Go over the listing below line by line and tally those containing "Total". Give only the tally.

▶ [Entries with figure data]
• • •

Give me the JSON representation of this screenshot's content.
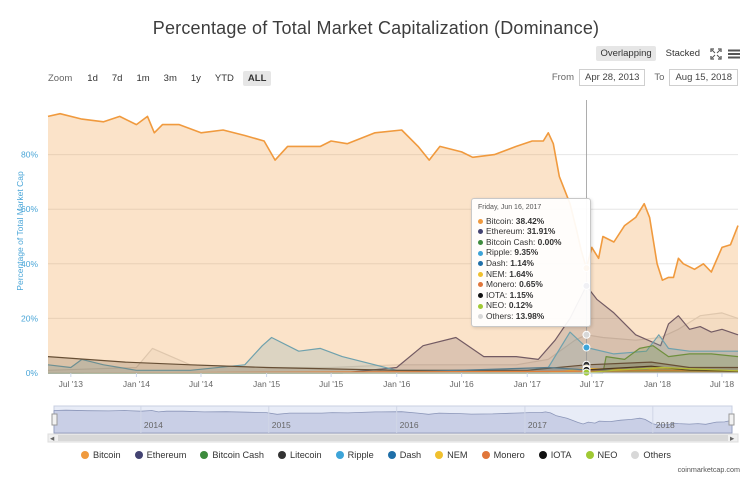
{
  "title": "Percentage of Total Market Capitalization (Dominance)",
  "modes": [
    {
      "label": "Overlapping",
      "active": true
    },
    {
      "label": "Stacked",
      "active": false
    }
  ],
  "zoom": {
    "label": "Zoom",
    "buttons": [
      {
        "label": "1d",
        "active": false
      },
      {
        "label": "7d",
        "active": false
      },
      {
        "label": "1m",
        "active": false
      },
      {
        "label": "3m",
        "active": false
      },
      {
        "label": "1y",
        "active": false
      },
      {
        "label": "YTD",
        "active": false
      },
      {
        "label": "ALL",
        "active": true
      }
    ]
  },
  "range": {
    "from_label": "From",
    "from_value": "Apr 28, 2013",
    "to_label": "To",
    "to_value": "Aug 15, 2018"
  },
  "colors": {
    "Bitcoin": "#f09a3e",
    "Ethereum": "#434372",
    "Bitcoin Cash": "#3d8b3d",
    "Litecoin": "#333333",
    "Ripple": "#3da4d8",
    "Dash": "#1f6fa8",
    "NEM": "#f0c02e",
    "Monero": "#e0763a",
    "IOTA": "#111111",
    "NEO": "#a0c934",
    "Others": "#d8d8d8"
  },
  "tooltip": {
    "date": "Friday, Jun 16, 2017",
    "rows": [
      {
        "name": "Bitcoin",
        "value": "38.42%"
      },
      {
        "name": "Ethereum",
        "value": "31.91%"
      },
      {
        "name": "Bitcoin Cash",
        "value": "0.00%"
      },
      {
        "name": "Ripple",
        "value": "9.35%"
      },
      {
        "name": "Dash",
        "value": "1.14%"
      },
      {
        "name": "NEM",
        "value": "1.64%"
      },
      {
        "name": "Monero",
        "value": "0.65%"
      },
      {
        "name": "IOTA",
        "value": "1.15%"
      },
      {
        "name": "NEO",
        "value": "0.12%"
      },
      {
        "name": "Others",
        "value": "13.98%"
      }
    ]
  },
  "navigator": {
    "years": [
      "2014",
      "2015",
      "2016",
      "2017",
      "2018"
    ]
  },
  "watermark": "coinmarketcap.com",
  "chart_data": {
    "type": "area",
    "ylabel": "Percentage of Total Market Cap",
    "ylim": [
      0,
      100
    ],
    "yticks": [
      0,
      20,
      40,
      60,
      80
    ],
    "ytick_labels": [
      "0%",
      "20%",
      "40%",
      "60%",
      "80%"
    ],
    "xlim": [
      "2013-04-28",
      "2018-08-15"
    ],
    "xticks": [
      {
        "date": "2013-07-01",
        "label": "Jul '13"
      },
      {
        "date": "2014-01-01",
        "label": "Jan '14"
      },
      {
        "date": "2014-07-01",
        "label": "Jul '14"
      },
      {
        "date": "2015-01-01",
        "label": "Jan '15"
      },
      {
        "date": "2015-07-01",
        "label": "Jul '15"
      },
      {
        "date": "2016-01-01",
        "label": "Jan '16"
      },
      {
        "date": "2016-07-01",
        "label": "Jul '16"
      },
      {
        "date": "2017-01-01",
        "label": "Jan '17"
      },
      {
        "date": "2017-07-01",
        "label": "Jul '17"
      },
      {
        "date": "2018-01-01",
        "label": "Jan '18"
      },
      {
        "date": "2018-07-01",
        "label": "Jul '18"
      }
    ],
    "crosshair_date": "2017-06-16",
    "legend_position": "bottom",
    "series": [
      {
        "name": "Others",
        "x": [
          "2013-04-28",
          "2014-01-01",
          "2014-02-15",
          "2014-06-01",
          "2015-01-01",
          "2015-07-01",
          "2016-01-01",
          "2016-06-01",
          "2016-12-01",
          "2017-03-01",
          "2017-05-15",
          "2017-06-16",
          "2017-08-01",
          "2017-11-01",
          "2018-01-10",
          "2018-03-01",
          "2018-05-01",
          "2018-07-01",
          "2018-08-15"
        ],
        "y": [
          1,
          2,
          9,
          3,
          2,
          2,
          3,
          3,
          3,
          5,
          12,
          14,
          13,
          12,
          13,
          16,
          21,
          22,
          20
        ]
      },
      {
        "name": "Ethereum",
        "x": [
          "2013-04-28",
          "2015-08-01",
          "2016-01-01",
          "2016-03-15",
          "2016-06-15",
          "2016-09-01",
          "2016-12-01",
          "2017-02-01",
          "2017-03-20",
          "2017-05-01",
          "2017-06-16",
          "2017-07-15",
          "2017-09-01",
          "2017-11-01",
          "2018-01-10",
          "2018-02-01",
          "2018-03-01",
          "2018-04-01",
          "2018-05-01",
          "2018-06-01",
          "2018-07-01",
          "2018-08-15"
        ],
        "y": [
          0,
          0,
          2,
          10,
          13,
          6,
          6,
          5,
          12,
          20,
          31.9,
          27,
          22,
          14,
          10,
          18,
          21,
          16,
          17,
          15,
          16,
          14
        ]
      },
      {
        "name": "Ripple",
        "x": [
          "2013-04-28",
          "2013-07-01",
          "2013-08-01",
          "2013-10-01",
          "2014-01-01",
          "2014-06-01",
          "2014-11-01",
          "2014-12-20",
          "2015-01-15",
          "2015-04-01",
          "2015-06-01",
          "2015-08-01",
          "2016-01-01",
          "2016-07-01",
          "2017-01-01",
          "2017-03-01",
          "2017-05-01",
          "2017-06-16",
          "2017-09-01",
          "2017-12-01",
          "2018-01-05",
          "2018-02-01",
          "2018-04-01",
          "2018-08-15"
        ],
        "y": [
          3,
          2,
          5,
          3,
          1,
          1,
          3,
          10,
          13,
          8,
          9,
          6,
          1,
          1,
          1,
          2,
          15,
          9.35,
          7,
          8,
          14,
          9,
          8,
          8
        ]
      },
      {
        "name": "Bitcoin Cash",
        "x": [
          "2013-04-28",
          "2017-08-01",
          "2017-08-10",
          "2017-10-01",
          "2017-11-12",
          "2017-12-20",
          "2018-02-01",
          "2018-04-01",
          "2018-06-01",
          "2018-08-15"
        ],
        "y": [
          0,
          0,
          6,
          5,
          9,
          10,
          6,
          7,
          7,
          6
        ]
      },
      {
        "name": "Litecoin",
        "x": [
          "2013-04-28",
          "2013-12-01",
          "2014-06-01",
          "2015-01-01",
          "2016-01-01",
          "2017-01-01",
          "2017-06-16",
          "2017-12-15",
          "2018-04-01",
          "2018-08-15"
        ],
        "y": [
          6,
          4,
          3,
          2,
          1,
          1,
          3,
          4,
          2,
          2
        ]
      },
      {
        "name": "NEM",
        "x": [
          "2013-04-28",
          "2017-03-01",
          "2017-06-16",
          "2017-12-01",
          "2018-01-10",
          "2018-04-01",
          "2018-08-15"
        ],
        "y": [
          0,
          0,
          1.64,
          1,
          2,
          1,
          0.5
        ]
      },
      {
        "name": "Dash",
        "x": [
          "2013-04-28",
          "2016-01-01",
          "2017-03-01",
          "2017-06-16",
          "2017-12-01",
          "2018-04-01",
          "2018-08-15"
        ],
        "y": [
          0,
          0.3,
          2,
          1.14,
          1,
          1,
          0.5
        ]
      },
      {
        "name": "Monero",
        "x": [
          "2013-04-28",
          "2016-08-01",
          "2017-06-16",
          "2018-01-01",
          "2018-08-15"
        ],
        "y": [
          0,
          0.5,
          0.65,
          1,
          0.7
        ]
      },
      {
        "name": "IOTA",
        "x": [
          "2013-04-28",
          "2017-06-13",
          "2017-06-16",
          "2017-12-15",
          "2018-04-01",
          "2018-08-15"
        ],
        "y": [
          0,
          0,
          1.15,
          2.5,
          1,
          0.7
        ]
      },
      {
        "name": "NEO",
        "x": [
          "2013-04-28",
          "2017-03-01",
          "2017-06-16",
          "2017-09-01",
          "2018-01-15",
          "2018-08-15"
        ],
        "y": [
          0,
          0,
          0.12,
          1,
          2,
          0.8
        ]
      },
      {
        "name": "Bitcoin",
        "x": [
          "2013-04-28",
          "2013-06-01",
          "2013-08-01",
          "2013-10-01",
          "2013-11-15",
          "2014-01-01",
          "2014-02-01",
          "2014-02-20",
          "2014-03-15",
          "2014-05-01",
          "2014-07-01",
          "2014-09-01",
          "2014-11-01",
          "2014-12-25",
          "2015-01-25",
          "2015-03-01",
          "2015-06-01",
          "2015-07-01",
          "2015-08-15",
          "2015-11-01",
          "2016-01-15",
          "2016-03-01",
          "2016-04-01",
          "2016-05-01",
          "2016-07-01",
          "2016-08-01",
          "2016-10-01",
          "2016-12-01",
          "2017-01-15",
          "2017-02-15",
          "2017-03-01",
          "2017-03-15",
          "2017-04-01",
          "2017-05-01",
          "2017-05-20",
          "2017-06-01",
          "2017-06-16",
          "2017-07-01",
          "2017-07-20",
          "2017-08-01",
          "2017-09-01",
          "2017-10-01",
          "2017-11-01",
          "2017-11-25",
          "2017-12-10",
          "2017-12-31",
          "2018-01-15",
          "2018-02-01",
          "2018-02-15",
          "2018-03-01",
          "2018-03-15",
          "2018-04-15",
          "2018-05-10",
          "2018-06-01",
          "2018-07-01",
          "2018-07-25",
          "2018-08-15"
        ],
        "y": [
          94,
          95,
          93,
          92,
          94,
          91,
          94,
          88,
          91,
          91,
          88,
          89,
          87,
          85,
          78,
          83,
          83,
          85,
          84,
          88,
          89,
          83,
          78,
          83,
          81,
          79,
          80,
          83,
          85,
          85,
          88,
          84,
          72,
          62,
          52,
          45,
          38.4,
          46,
          42,
          50,
          48,
          54,
          57,
          62,
          57,
          40,
          34,
          35,
          35,
          42,
          40,
          38,
          40,
          37,
          46,
          47,
          54
        ]
      }
    ]
  }
}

• • •

▶ [Answer to this task] 2